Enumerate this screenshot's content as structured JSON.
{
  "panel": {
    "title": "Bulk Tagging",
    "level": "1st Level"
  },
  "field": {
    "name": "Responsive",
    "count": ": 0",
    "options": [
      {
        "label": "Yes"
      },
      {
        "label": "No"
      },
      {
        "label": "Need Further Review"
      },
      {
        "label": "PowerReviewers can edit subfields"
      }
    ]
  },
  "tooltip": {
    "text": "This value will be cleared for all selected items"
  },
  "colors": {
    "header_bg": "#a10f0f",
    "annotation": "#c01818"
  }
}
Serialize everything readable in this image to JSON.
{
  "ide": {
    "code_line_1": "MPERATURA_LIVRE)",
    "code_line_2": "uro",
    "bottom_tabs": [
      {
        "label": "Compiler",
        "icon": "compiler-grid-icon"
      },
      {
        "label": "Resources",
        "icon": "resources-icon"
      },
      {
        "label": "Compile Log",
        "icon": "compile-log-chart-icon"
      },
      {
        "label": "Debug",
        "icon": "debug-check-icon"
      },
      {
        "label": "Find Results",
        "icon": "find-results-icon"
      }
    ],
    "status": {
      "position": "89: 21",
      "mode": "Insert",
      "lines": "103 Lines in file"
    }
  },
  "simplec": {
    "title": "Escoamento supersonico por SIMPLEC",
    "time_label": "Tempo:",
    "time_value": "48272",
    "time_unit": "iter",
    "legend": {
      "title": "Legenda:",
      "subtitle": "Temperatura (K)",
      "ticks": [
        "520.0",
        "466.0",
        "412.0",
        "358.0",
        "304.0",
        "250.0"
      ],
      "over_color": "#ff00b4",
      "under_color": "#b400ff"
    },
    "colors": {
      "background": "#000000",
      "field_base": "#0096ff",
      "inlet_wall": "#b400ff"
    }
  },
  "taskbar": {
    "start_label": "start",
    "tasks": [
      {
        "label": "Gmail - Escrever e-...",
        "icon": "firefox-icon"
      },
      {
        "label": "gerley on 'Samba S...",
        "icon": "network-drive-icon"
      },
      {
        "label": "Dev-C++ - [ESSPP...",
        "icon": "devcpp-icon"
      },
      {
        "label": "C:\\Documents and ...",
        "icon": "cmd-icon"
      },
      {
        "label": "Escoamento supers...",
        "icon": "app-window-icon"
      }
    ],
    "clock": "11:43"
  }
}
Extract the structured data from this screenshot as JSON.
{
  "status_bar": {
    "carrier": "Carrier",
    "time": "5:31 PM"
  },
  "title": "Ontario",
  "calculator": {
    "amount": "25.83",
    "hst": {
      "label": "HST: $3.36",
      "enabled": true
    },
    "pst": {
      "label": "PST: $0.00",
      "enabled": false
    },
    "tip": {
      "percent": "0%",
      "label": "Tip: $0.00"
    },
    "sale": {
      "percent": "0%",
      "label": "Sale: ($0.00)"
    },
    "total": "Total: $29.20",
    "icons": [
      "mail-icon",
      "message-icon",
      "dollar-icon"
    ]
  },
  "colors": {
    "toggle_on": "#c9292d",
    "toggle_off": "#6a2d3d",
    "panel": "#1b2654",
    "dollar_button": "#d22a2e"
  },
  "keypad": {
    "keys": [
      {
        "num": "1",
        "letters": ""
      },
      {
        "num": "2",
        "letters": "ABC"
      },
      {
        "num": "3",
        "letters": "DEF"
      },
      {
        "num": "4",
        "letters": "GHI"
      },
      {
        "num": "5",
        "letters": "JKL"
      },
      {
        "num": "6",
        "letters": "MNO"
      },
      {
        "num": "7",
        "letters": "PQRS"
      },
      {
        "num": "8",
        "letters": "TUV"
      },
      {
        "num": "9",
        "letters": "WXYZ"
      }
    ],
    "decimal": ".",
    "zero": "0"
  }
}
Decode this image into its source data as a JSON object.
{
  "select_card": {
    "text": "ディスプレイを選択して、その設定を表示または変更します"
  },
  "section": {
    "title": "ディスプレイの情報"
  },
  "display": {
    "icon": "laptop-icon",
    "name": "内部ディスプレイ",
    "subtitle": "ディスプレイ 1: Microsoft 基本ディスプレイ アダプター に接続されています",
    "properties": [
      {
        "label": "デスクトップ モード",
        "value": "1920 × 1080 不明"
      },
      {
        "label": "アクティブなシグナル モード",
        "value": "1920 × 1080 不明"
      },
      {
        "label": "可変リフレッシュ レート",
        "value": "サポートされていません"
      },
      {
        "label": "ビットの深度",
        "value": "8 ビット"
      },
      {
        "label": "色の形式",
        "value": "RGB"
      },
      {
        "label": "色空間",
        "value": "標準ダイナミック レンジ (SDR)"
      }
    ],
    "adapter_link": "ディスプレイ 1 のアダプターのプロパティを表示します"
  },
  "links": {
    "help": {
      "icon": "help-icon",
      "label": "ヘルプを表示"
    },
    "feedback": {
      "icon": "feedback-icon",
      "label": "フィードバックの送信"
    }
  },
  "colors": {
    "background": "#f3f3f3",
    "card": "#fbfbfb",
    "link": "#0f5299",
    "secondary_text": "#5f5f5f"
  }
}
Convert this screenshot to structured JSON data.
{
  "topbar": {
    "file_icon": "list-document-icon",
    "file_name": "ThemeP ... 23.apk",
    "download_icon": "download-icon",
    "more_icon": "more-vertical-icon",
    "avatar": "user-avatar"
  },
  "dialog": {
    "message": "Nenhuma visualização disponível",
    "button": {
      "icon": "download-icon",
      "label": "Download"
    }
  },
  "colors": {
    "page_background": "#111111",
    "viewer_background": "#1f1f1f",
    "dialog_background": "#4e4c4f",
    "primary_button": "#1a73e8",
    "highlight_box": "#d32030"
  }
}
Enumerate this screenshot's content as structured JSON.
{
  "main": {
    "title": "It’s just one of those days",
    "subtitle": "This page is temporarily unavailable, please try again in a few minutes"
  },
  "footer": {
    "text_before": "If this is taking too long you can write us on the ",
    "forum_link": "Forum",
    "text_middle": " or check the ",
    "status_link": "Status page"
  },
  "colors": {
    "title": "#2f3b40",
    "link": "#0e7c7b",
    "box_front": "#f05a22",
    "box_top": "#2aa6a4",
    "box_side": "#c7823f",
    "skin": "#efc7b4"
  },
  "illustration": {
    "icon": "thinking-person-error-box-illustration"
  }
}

Exercise: Quote, word for word, every line starting at the one that contains "Convert this screenshot" and ending with the final line of the entries.

Output of the task:
Convert this screenshot to structured JSON data.
{
  "topbar": {
    "file_icon": "list-document-icon",
    "file_name": "ThemeP ... 23.apk",
    "download_icon": "download-icon",
    "more_icon": "more-vertical-icon",
    "avatar": "user-avatar"
  },
  "dialog": {
    "message": "Nenhuma visualização disponível",
    "button": {
      "icon": "download-icon",
      "label": "Download"
    }
  },
  "colors": {
    "page_background": "#111111",
    "viewer_background": "#1f1f1f",
    "dialog_background": "#4e4c4f",
    "primary_button": "#1a73e8",
    "highlight_box": "#d32030"
  }
}
Enumerate this screenshot's content as structured JSON.
{
  "main": {
    "title": "It’s just one of those days",
    "subtitle": "This page is temporarily unavailable, please try again in a few minutes"
  },
  "footer": {
    "text_before": "If this is taking too long you can write us on the ",
    "forum_link": "Forum",
    "text_middle": " or check the ",
    "status_link": "Status page"
  },
  "colors": {
    "title": "#2f3b40",
    "link": "#0e7c7b",
    "box_front": "#f05a22",
    "box_top": "#2aa6a4",
    "box_side": "#c7823f",
    "skin": "#efc7b4"
  },
  "illustration": {
    "icon": "thinking-person-error-box-illustration"
  }
}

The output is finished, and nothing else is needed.